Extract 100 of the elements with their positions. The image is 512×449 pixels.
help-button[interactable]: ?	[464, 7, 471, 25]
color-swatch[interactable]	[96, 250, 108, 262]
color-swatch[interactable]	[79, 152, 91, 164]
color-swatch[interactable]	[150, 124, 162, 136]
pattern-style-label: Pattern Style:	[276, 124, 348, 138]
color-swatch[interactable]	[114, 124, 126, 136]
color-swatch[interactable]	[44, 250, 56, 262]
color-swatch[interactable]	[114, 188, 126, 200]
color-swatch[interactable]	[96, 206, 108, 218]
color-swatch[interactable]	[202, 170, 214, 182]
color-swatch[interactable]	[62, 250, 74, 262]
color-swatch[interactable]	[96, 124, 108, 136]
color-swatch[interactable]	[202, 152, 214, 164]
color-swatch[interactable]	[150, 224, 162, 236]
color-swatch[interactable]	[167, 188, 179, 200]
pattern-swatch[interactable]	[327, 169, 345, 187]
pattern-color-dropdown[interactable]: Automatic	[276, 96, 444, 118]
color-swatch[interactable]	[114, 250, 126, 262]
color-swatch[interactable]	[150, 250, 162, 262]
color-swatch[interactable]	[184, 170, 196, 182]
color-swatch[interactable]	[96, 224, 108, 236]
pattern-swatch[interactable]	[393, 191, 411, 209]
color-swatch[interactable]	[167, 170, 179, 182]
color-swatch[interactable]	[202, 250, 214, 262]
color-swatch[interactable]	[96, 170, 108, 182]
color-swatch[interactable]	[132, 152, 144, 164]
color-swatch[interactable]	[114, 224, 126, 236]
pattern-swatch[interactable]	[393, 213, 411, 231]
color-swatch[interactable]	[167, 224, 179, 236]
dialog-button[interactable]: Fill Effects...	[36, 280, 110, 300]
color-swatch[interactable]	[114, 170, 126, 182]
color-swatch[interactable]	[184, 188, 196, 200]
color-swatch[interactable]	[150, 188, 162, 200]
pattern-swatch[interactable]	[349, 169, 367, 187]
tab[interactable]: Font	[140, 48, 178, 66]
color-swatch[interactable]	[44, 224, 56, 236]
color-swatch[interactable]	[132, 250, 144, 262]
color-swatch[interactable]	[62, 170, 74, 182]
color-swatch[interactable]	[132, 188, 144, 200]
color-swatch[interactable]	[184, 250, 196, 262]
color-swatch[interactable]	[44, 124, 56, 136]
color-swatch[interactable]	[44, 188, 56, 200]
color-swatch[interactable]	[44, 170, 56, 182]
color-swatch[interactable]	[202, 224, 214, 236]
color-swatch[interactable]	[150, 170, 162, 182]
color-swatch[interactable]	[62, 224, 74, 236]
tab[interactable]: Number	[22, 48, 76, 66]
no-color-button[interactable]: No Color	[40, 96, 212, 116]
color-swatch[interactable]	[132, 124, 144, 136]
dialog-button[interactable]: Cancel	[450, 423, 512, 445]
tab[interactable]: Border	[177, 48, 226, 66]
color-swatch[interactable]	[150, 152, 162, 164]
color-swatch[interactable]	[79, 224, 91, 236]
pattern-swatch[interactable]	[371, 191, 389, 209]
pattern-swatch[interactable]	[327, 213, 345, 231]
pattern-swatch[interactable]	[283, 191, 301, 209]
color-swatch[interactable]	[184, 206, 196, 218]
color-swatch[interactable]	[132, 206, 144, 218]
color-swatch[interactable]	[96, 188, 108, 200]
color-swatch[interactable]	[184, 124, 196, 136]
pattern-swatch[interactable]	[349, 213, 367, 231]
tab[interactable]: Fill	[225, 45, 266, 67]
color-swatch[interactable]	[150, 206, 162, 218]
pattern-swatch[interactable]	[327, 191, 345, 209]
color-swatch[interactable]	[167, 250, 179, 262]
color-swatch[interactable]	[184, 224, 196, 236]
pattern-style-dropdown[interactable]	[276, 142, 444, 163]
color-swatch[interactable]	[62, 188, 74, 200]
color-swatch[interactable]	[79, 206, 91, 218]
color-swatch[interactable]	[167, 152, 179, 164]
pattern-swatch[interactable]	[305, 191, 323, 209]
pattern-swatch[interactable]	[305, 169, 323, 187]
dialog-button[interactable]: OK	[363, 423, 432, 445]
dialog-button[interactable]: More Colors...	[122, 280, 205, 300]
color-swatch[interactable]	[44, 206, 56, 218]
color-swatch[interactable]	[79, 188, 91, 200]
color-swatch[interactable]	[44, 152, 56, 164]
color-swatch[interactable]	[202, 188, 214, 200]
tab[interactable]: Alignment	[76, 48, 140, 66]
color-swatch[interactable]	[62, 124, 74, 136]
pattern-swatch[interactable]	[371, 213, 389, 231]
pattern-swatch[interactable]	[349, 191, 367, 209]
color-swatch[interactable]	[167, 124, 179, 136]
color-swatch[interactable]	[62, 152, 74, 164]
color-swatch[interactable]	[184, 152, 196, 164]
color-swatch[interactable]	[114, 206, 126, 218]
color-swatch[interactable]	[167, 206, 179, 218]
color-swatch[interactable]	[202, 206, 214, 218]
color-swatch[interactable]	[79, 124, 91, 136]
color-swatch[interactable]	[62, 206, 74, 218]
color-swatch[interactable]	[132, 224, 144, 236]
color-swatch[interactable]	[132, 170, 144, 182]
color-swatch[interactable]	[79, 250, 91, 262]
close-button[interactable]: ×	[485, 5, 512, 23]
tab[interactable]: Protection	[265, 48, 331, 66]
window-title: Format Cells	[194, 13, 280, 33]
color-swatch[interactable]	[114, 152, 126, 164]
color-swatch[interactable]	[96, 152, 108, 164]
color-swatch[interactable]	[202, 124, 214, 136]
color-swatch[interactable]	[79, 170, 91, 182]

☆ ☆ ☆ ☆ ☆

Exercise description | Copy out the data shown above in full. Match it exactly.

Exercise result |
Extract 100 of the elements with their positions. The image is 512×449 pixels.
help-button[interactable]: ?	[464, 7, 471, 25]
color-swatch[interactable]	[96, 250, 108, 262]
color-swatch[interactable]	[79, 152, 91, 164]
color-swatch[interactable]	[150, 124, 162, 136]
pattern-style-label: Pattern Style:	[276, 124, 348, 138]
color-swatch[interactable]	[114, 124, 126, 136]
color-swatch[interactable]	[44, 250, 56, 262]
color-swatch[interactable]	[114, 188, 126, 200]
color-swatch[interactable]	[96, 206, 108, 218]
color-swatch[interactable]	[202, 170, 214, 182]
color-swatch[interactable]	[62, 250, 74, 262]
color-swatch[interactable]	[96, 124, 108, 136]
color-swatch[interactable]	[202, 152, 214, 164]
color-swatch[interactable]	[150, 224, 162, 236]
color-swatch[interactable]	[167, 188, 179, 200]
pattern-swatch[interactable]	[327, 169, 345, 187]
pattern-color-dropdown[interactable]: Automatic	[276, 96, 444, 118]
color-swatch[interactable]	[114, 250, 126, 262]
color-swatch[interactable]	[150, 250, 162, 262]
color-swatch[interactable]	[184, 170, 196, 182]
color-swatch[interactable]	[96, 224, 108, 236]
pattern-swatch[interactable]	[393, 191, 411, 209]
color-swatch[interactable]	[167, 170, 179, 182]
color-swatch[interactable]	[202, 250, 214, 262]
color-swatch[interactable]	[96, 170, 108, 182]
color-swatch[interactable]	[132, 152, 144, 164]
color-swatch[interactable]	[114, 224, 126, 236]
pattern-swatch[interactable]	[393, 213, 411, 231]
color-swatch[interactable]	[167, 224, 179, 236]
dialog-button[interactable]: Fill Effects...	[36, 280, 110, 300]
color-swatch[interactable]	[114, 170, 126, 182]
color-swatch[interactable]	[184, 188, 196, 200]
color-swatch[interactable]	[150, 188, 162, 200]
pattern-swatch[interactable]	[349, 169, 367, 187]
tab[interactable]: Font	[140, 48, 178, 66]
color-swatch[interactable]	[44, 224, 56, 236]
color-swatch[interactable]	[132, 250, 144, 262]
color-swatch[interactable]	[62, 170, 74, 182]
color-swatch[interactable]	[132, 188, 144, 200]
color-swatch[interactable]	[184, 250, 196, 262]
color-swatch[interactable]	[44, 124, 56, 136]
color-swatch[interactable]	[44, 188, 56, 200]
color-swatch[interactable]	[44, 170, 56, 182]
color-swatch[interactable]	[202, 224, 214, 236]
color-swatch[interactable]	[150, 170, 162, 182]
color-swatch[interactable]	[62, 224, 74, 236]
tab[interactable]: Number	[22, 48, 76, 66]
no-color-button[interactable]: No Color	[40, 96, 212, 116]
color-swatch[interactable]	[132, 124, 144, 136]
dialog-button[interactable]: Cancel	[450, 423, 512, 445]
tab[interactable]: Border	[177, 48, 226, 66]
color-swatch[interactable]	[150, 152, 162, 164]
color-swatch[interactable]	[79, 224, 91, 236]
pattern-swatch[interactable]	[371, 191, 389, 209]
pattern-swatch[interactable]	[327, 213, 345, 231]
pattern-swatch[interactable]	[283, 191, 301, 209]
color-swatch[interactable]	[184, 206, 196, 218]
color-swatch[interactable]	[132, 206, 144, 218]
color-swatch[interactable]	[96, 188, 108, 200]
color-swatch[interactable]	[184, 124, 196, 136]
pattern-swatch[interactable]	[349, 213, 367, 231]
tab[interactable]: Fill	[225, 45, 266, 67]
color-swatch[interactable]	[150, 206, 162, 218]
pattern-swatch[interactable]	[327, 191, 345, 209]
color-swatch[interactable]	[167, 250, 179, 262]
color-swatch[interactable]	[184, 224, 196, 236]
pattern-style-dropdown[interactable]	[276, 142, 444, 163]
color-swatch[interactable]	[62, 188, 74, 200]
color-swatch[interactable]	[79, 206, 91, 218]
color-swatch[interactable]	[167, 152, 179, 164]
pattern-swatch[interactable]	[305, 191, 323, 209]
pattern-swatch[interactable]	[305, 169, 323, 187]
dialog-button[interactable]: OK	[363, 423, 432, 445]
dialog-button[interactable]: More Colors...	[122, 280, 205, 300]
color-swatch[interactable]	[44, 206, 56, 218]
color-swatch[interactable]	[79, 188, 91, 200]
color-swatch[interactable]	[44, 152, 56, 164]
color-swatch[interactable]	[202, 188, 214, 200]
tab[interactable]: Alignment	[76, 48, 140, 66]
color-swatch[interactable]	[62, 124, 74, 136]
pattern-swatch[interactable]	[371, 213, 389, 231]
pattern-swatch[interactable]	[349, 191, 367, 209]
color-swatch[interactable]	[167, 124, 179, 136]
color-swatch[interactable]	[62, 152, 74, 164]
color-swatch[interactable]	[184, 152, 196, 164]
color-swatch[interactable]	[114, 206, 126, 218]
color-swatch[interactable]	[167, 206, 179, 218]
color-swatch[interactable]	[202, 206, 214, 218]
color-swatch[interactable]	[79, 124, 91, 136]
color-swatch[interactable]	[62, 206, 74, 218]
color-swatch[interactable]	[132, 224, 144, 236]
color-swatch[interactable]	[132, 170, 144, 182]
color-swatch[interactable]	[79, 250, 91, 262]
close-button[interactable]: ×	[485, 5, 512, 23]
tab[interactable]: Protection	[265, 48, 331, 66]
window-title: Format Cells	[194, 13, 280, 33]
color-swatch[interactable]	[114, 152, 126, 164]
color-swatch[interactable]	[96, 152, 108, 164]
color-swatch[interactable]	[202, 124, 214, 136]
color-swatch[interactable]	[79, 170, 91, 182]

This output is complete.